═════ Supplied data

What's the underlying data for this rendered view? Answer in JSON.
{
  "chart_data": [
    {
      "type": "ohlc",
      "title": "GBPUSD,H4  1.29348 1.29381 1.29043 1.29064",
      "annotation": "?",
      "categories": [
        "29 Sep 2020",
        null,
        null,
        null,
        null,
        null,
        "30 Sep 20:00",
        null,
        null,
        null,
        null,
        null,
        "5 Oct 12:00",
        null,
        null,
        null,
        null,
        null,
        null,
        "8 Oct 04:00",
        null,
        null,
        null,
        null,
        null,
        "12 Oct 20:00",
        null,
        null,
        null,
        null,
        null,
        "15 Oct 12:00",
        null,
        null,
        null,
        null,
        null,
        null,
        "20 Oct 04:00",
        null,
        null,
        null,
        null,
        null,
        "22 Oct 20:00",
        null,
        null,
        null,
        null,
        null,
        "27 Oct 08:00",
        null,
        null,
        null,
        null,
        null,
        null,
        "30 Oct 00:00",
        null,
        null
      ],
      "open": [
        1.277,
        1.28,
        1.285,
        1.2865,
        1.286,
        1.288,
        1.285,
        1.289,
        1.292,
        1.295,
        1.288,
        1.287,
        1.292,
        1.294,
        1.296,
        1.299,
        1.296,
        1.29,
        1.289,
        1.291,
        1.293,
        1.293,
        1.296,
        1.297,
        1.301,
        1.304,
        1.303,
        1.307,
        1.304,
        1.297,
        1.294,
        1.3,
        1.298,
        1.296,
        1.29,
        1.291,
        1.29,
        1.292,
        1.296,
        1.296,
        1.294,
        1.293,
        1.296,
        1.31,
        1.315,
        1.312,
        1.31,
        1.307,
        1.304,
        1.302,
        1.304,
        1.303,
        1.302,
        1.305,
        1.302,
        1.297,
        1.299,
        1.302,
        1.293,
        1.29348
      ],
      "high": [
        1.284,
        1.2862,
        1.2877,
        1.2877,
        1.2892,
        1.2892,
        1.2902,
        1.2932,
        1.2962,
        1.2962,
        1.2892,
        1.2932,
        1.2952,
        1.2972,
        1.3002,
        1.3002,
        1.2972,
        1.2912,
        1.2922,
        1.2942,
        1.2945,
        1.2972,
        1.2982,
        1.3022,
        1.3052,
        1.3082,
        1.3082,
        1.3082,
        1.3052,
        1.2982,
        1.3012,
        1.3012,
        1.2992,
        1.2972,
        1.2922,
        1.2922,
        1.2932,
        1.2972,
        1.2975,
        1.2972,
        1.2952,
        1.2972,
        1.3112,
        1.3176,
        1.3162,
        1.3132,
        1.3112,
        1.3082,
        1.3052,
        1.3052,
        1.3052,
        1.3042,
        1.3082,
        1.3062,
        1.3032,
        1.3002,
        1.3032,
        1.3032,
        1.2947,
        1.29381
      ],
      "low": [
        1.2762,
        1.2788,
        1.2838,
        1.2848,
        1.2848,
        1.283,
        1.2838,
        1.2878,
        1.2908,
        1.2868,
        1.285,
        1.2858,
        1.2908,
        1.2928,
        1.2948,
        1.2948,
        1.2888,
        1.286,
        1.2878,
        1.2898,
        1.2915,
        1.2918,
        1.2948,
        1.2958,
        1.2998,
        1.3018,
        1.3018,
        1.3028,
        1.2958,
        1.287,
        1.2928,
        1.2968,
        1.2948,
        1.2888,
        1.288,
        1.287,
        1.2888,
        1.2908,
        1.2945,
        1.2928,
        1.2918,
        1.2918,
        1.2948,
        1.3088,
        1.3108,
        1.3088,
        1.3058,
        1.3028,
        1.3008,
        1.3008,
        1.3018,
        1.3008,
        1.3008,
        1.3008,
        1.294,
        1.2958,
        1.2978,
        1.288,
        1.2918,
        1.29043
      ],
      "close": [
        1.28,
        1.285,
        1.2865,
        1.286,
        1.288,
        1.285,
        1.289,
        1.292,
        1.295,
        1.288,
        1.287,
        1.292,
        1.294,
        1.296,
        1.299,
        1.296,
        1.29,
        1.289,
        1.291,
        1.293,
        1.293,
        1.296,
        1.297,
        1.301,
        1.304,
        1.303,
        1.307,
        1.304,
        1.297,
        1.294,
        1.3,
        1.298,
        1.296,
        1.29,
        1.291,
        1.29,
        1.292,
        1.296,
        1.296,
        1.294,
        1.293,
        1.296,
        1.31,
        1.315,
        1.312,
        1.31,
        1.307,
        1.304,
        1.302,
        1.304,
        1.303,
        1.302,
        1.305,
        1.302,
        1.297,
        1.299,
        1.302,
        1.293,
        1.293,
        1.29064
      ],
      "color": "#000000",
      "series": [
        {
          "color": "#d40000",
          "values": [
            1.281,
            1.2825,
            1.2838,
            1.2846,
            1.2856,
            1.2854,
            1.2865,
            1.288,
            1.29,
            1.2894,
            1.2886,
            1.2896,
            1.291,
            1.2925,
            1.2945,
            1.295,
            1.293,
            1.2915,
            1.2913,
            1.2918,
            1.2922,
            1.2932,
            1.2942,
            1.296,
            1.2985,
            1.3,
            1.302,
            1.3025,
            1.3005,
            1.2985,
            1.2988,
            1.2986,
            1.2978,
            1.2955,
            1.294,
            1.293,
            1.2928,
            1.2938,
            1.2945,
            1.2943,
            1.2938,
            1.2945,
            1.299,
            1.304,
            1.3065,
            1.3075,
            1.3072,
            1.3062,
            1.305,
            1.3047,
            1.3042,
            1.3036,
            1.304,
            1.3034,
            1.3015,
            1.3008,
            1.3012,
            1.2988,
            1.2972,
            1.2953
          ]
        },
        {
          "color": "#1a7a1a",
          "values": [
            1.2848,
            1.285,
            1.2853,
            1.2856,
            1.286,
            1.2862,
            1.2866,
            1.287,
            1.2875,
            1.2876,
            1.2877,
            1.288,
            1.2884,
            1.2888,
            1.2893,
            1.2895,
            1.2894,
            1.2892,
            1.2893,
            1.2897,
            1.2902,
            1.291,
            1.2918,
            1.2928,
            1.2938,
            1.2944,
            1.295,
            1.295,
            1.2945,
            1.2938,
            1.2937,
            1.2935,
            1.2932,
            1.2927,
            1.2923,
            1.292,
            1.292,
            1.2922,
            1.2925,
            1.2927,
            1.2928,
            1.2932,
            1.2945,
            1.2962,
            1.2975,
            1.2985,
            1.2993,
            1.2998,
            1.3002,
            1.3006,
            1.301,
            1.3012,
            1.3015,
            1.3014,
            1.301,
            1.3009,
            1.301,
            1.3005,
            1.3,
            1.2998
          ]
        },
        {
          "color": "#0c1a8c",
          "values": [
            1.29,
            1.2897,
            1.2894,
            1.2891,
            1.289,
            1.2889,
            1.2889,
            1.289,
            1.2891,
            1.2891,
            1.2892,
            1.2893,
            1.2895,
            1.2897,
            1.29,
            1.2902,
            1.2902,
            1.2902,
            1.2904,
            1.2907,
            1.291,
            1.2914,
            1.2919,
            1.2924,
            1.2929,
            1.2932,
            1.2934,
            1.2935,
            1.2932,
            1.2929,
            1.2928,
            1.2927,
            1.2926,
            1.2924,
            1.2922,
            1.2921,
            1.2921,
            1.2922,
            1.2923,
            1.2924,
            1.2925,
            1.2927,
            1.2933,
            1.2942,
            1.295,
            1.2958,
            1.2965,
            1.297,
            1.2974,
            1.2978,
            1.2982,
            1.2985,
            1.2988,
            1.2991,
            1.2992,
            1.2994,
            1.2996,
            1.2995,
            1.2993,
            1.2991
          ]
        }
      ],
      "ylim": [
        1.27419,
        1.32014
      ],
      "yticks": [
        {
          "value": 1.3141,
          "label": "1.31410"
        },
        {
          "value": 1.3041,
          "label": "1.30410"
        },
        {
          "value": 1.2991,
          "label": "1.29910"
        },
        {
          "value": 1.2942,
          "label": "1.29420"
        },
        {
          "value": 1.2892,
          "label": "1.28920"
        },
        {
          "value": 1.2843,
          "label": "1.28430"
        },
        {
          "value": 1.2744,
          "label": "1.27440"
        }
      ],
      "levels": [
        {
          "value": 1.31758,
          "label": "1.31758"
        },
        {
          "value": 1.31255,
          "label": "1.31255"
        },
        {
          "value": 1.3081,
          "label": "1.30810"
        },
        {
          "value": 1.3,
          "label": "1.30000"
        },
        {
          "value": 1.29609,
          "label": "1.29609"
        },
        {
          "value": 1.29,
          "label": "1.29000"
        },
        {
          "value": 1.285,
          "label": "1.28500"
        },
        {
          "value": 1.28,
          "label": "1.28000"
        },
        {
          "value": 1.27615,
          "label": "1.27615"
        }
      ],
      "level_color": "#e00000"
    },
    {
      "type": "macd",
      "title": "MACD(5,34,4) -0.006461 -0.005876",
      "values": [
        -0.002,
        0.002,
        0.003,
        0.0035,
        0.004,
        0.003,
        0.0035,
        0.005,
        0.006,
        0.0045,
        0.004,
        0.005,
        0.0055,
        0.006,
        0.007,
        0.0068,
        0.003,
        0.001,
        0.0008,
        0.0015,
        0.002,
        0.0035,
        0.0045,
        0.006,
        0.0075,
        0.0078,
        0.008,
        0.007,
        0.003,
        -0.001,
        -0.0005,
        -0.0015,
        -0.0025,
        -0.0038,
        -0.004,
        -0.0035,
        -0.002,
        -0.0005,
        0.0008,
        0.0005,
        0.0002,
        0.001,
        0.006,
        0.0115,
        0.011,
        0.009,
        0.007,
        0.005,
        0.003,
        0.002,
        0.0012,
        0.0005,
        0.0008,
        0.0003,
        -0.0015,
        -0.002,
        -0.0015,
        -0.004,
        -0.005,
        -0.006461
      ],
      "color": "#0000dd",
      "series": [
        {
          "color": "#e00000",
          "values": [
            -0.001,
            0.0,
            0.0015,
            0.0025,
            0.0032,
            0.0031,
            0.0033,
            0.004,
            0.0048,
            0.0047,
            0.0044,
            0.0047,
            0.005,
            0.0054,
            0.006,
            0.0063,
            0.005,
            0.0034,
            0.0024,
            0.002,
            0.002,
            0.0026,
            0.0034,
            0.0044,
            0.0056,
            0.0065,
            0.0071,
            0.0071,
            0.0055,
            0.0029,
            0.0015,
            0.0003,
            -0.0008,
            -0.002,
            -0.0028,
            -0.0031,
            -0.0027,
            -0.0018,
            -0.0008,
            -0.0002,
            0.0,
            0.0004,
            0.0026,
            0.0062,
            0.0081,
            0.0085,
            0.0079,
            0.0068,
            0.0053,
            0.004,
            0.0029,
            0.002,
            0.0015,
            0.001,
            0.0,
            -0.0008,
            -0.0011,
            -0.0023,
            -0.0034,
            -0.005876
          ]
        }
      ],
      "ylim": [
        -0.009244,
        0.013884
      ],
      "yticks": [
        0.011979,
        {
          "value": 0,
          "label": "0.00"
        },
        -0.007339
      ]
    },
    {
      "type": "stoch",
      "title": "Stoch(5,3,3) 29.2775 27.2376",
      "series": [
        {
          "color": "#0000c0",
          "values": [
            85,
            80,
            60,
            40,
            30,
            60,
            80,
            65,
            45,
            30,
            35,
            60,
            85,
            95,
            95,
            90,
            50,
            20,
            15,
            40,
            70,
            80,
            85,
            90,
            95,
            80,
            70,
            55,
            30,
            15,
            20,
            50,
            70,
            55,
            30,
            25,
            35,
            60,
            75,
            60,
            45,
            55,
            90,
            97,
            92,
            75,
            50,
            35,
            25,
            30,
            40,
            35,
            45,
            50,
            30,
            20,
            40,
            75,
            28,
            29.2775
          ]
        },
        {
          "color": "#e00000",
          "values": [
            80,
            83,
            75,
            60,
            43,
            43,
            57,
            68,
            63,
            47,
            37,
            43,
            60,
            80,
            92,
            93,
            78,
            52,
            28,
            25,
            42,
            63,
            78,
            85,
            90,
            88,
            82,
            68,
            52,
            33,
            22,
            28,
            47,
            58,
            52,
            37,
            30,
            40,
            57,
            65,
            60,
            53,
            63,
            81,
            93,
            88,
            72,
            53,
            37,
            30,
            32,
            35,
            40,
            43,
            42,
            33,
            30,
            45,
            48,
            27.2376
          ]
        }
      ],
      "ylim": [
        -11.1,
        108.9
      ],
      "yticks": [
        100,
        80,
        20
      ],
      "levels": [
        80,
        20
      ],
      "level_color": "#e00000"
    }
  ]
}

══════════

◆ Exercise
Collect every line from the records above that contains the word "title".

◆ Response to the task
      "title": "GBPUSD,H4  1.29348 1.29381 1.29043 1.29064",
      "title": "MACD(5,34,4) -0.006461 -0.005876",
      "title": "Stoch(5,3,3) 29.2775 27.2376",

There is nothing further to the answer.